--- start ---
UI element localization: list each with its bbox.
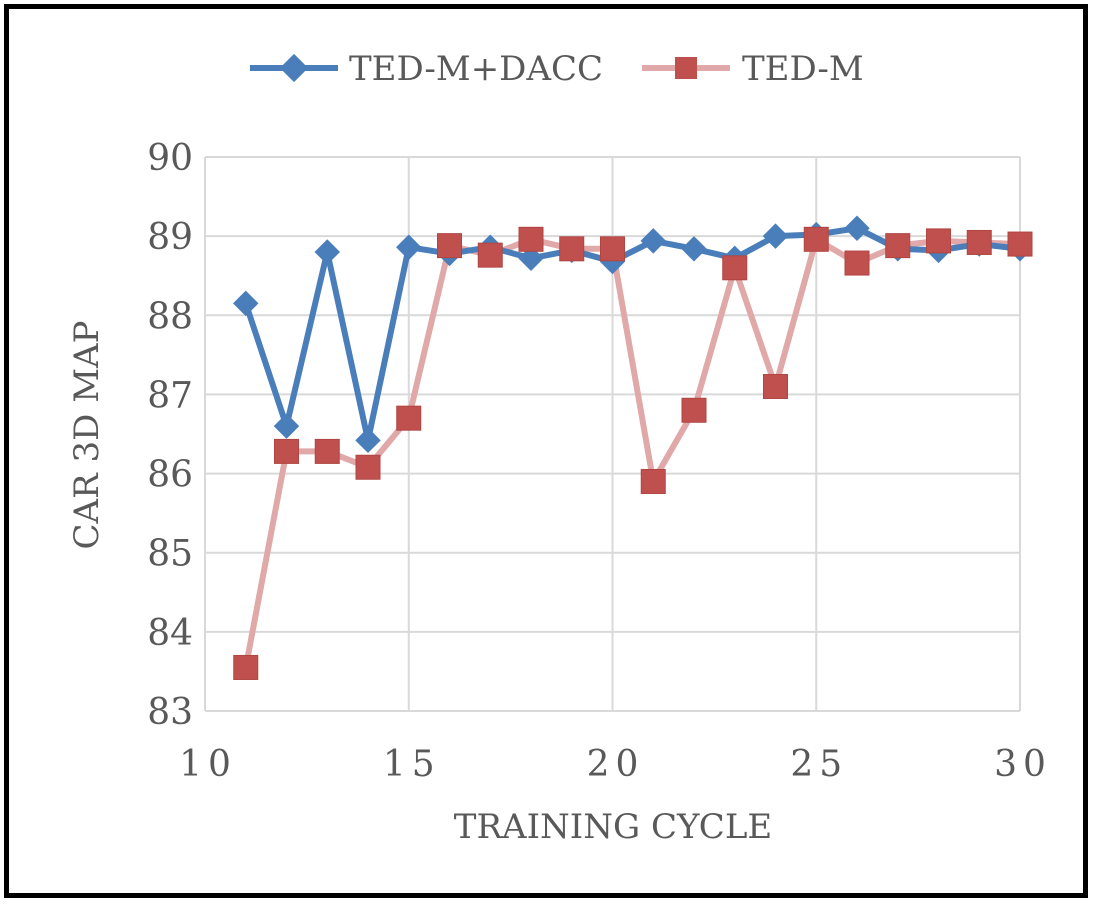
point-ted-m	[640, 468, 666, 494]
point-ted-m	[600, 236, 625, 262]
point-ted-m	[844, 250, 870, 276]
x-tick-label: 30	[994, 744, 1052, 785]
legend-label-ted-m-dacc: TED-M+DACC	[349, 49, 603, 89]
point-ted-m-dacc	[844, 215, 870, 241]
point-ted-m-dacc	[396, 234, 422, 260]
legend-marker-ted-m	[675, 57, 697, 79]
y-tick-label: 88	[147, 296, 193, 337]
legend-item-ted-m-dacc: TED-M+DACC	[250, 49, 603, 89]
point-ted-m-dacc	[640, 228, 666, 254]
legend-label-ted-m: TED-M	[742, 49, 864, 89]
y-axis-ticks: 83 84 85 86 87 88 89 90	[147, 138, 193, 733]
point-ted-m	[233, 654, 259, 680]
x-axis-ticks: 10 15 20 25 30	[179, 744, 1052, 785]
point-ted-m	[477, 242, 503, 268]
point-ted-m	[559, 236, 585, 262]
point-ted-m-dacc	[681, 236, 707, 262]
x-tick-label: 25	[790, 744, 848, 785]
point-ted-m	[722, 255, 748, 281]
legend: TED-M+DACC TED-M	[250, 49, 864, 89]
legend-item-ted-m: TED-M	[642, 49, 864, 89]
point-ted-m-dacc	[355, 427, 381, 454]
y-tick-label: 84	[147, 613, 193, 654]
point-ted-m	[355, 454, 381, 480]
legend-marker-ted-m-dacc	[279, 53, 309, 83]
y-axis-title: CAR 3D MAP	[67, 321, 107, 550]
point-ted-m	[437, 233, 462, 259]
y-tick-label: 90	[147, 138, 193, 179]
point-ted-m-dacc	[762, 223, 789, 249]
point-ted-m	[274, 438, 299, 464]
y-tick-label: 87	[147, 375, 193, 416]
point-ted-m-dacc	[233, 290, 259, 317]
series-line-ted-m	[242, 236, 1021, 669]
x-tick-label: 10	[179, 744, 237, 785]
point-ted-m	[926, 228, 951, 254]
x-tick-label: 20	[587, 744, 645, 785]
x-axis-title: TRAINING CYCLE	[454, 807, 772, 847]
point-ted-m	[966, 229, 992, 255]
point-ted-m-dacc	[273, 413, 300, 439]
y-tick-label: 85	[147, 534, 193, 575]
point-ted-m	[396, 405, 422, 431]
y-tick-label: 89	[147, 217, 193, 258]
point-ted-m	[1007, 231, 1033, 257]
point-ted-m	[803, 226, 829, 252]
point-ted-m-dacc	[518, 245, 544, 272]
point-ted-m	[763, 374, 788, 400]
series-group	[233, 215, 1033, 680]
y-tick-label: 83	[147, 692, 193, 733]
x-tick-label: 15	[383, 744, 441, 785]
point-ted-m-dacc	[314, 239, 340, 265]
chart-frame	[4, 4, 1088, 898]
y-tick-label: 86	[147, 455, 193, 496]
point-ted-m	[314, 438, 340, 464]
series-line-ted-m-dacc	[242, 225, 1021, 444]
point-ted-m	[681, 397, 707, 423]
point-ted-m	[518, 226, 544, 252]
point-ted-m	[885, 233, 911, 259]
--- end ---
Copy out all of the records above word for word, and leave the picture out of your answer.

UI element localization: list each with its bbox.
point-ted-m	[640, 468, 666, 494]
point-ted-m	[600, 236, 625, 262]
point-ted-m	[844, 250, 870, 276]
x-tick-label: 30	[994, 744, 1052, 785]
legend-label-ted-m-dacc: TED-M+DACC	[349, 49, 603, 89]
point-ted-m-dacc	[844, 215, 870, 241]
point-ted-m-dacc	[396, 234, 422, 260]
legend-marker-ted-m	[675, 57, 697, 79]
y-tick-label: 88	[147, 296, 193, 337]
legend-item-ted-m-dacc: TED-M+DACC	[250, 49, 603, 89]
point-ted-m-dacc	[640, 228, 666, 254]
legend-label-ted-m: TED-M	[742, 49, 864, 89]
y-axis-ticks: 83 84 85 86 87 88 89 90	[147, 138, 193, 733]
point-ted-m	[233, 654, 259, 680]
x-axis-ticks: 10 15 20 25 30	[179, 744, 1052, 785]
point-ted-m	[477, 242, 503, 268]
point-ted-m	[559, 236, 585, 262]
point-ted-m-dacc	[681, 236, 707, 262]
x-tick-label: 25	[790, 744, 848, 785]
point-ted-m	[722, 255, 748, 281]
legend: TED-M+DACC TED-M	[250, 49, 864, 89]
legend-item-ted-m: TED-M	[642, 49, 864, 89]
point-ted-m-dacc	[355, 427, 381, 454]
y-tick-label: 84	[147, 613, 193, 654]
point-ted-m	[355, 454, 381, 480]
legend-marker-ted-m-dacc	[279, 53, 309, 83]
y-axis-title: CAR 3D MAP	[67, 321, 107, 550]
point-ted-m	[437, 233, 462, 259]
y-tick-label: 90	[147, 138, 193, 179]
point-ted-m-dacc	[762, 223, 789, 249]
point-ted-m	[274, 438, 299, 464]
y-tick-label: 87	[147, 375, 193, 416]
point-ted-m-dacc	[233, 290, 259, 317]
series-line-ted-m	[242, 236, 1021, 669]
x-tick-label: 10	[179, 744, 237, 785]
point-ted-m	[926, 228, 951, 254]
x-tick-label: 20	[587, 744, 645, 785]
x-axis-title: TRAINING CYCLE	[454, 807, 772, 847]
point-ted-m	[966, 229, 992, 255]
point-ted-m-dacc	[273, 413, 300, 439]
y-tick-label: 85	[147, 534, 193, 575]
point-ted-m	[396, 405, 422, 431]
y-tick-label: 89	[147, 217, 193, 258]
point-ted-m	[1007, 231, 1033, 257]
point-ted-m	[803, 226, 829, 252]
point-ted-m-dacc	[518, 245, 544, 272]
point-ted-m	[763, 374, 788, 400]
series-group	[233, 215, 1033, 680]
y-tick-label: 83	[147, 692, 193, 733]
x-tick-label: 15	[383, 744, 441, 785]
point-ted-m-dacc	[314, 239, 340, 265]
chart-frame	[4, 4, 1088, 898]
y-tick-label: 86	[147, 455, 193, 496]
point-ted-m	[314, 438, 340, 464]
series-line-ted-m-dacc	[242, 225, 1021, 444]
point-ted-m	[681, 397, 707, 423]
point-ted-m	[518, 226, 544, 252]
point-ted-m	[885, 233, 911, 259]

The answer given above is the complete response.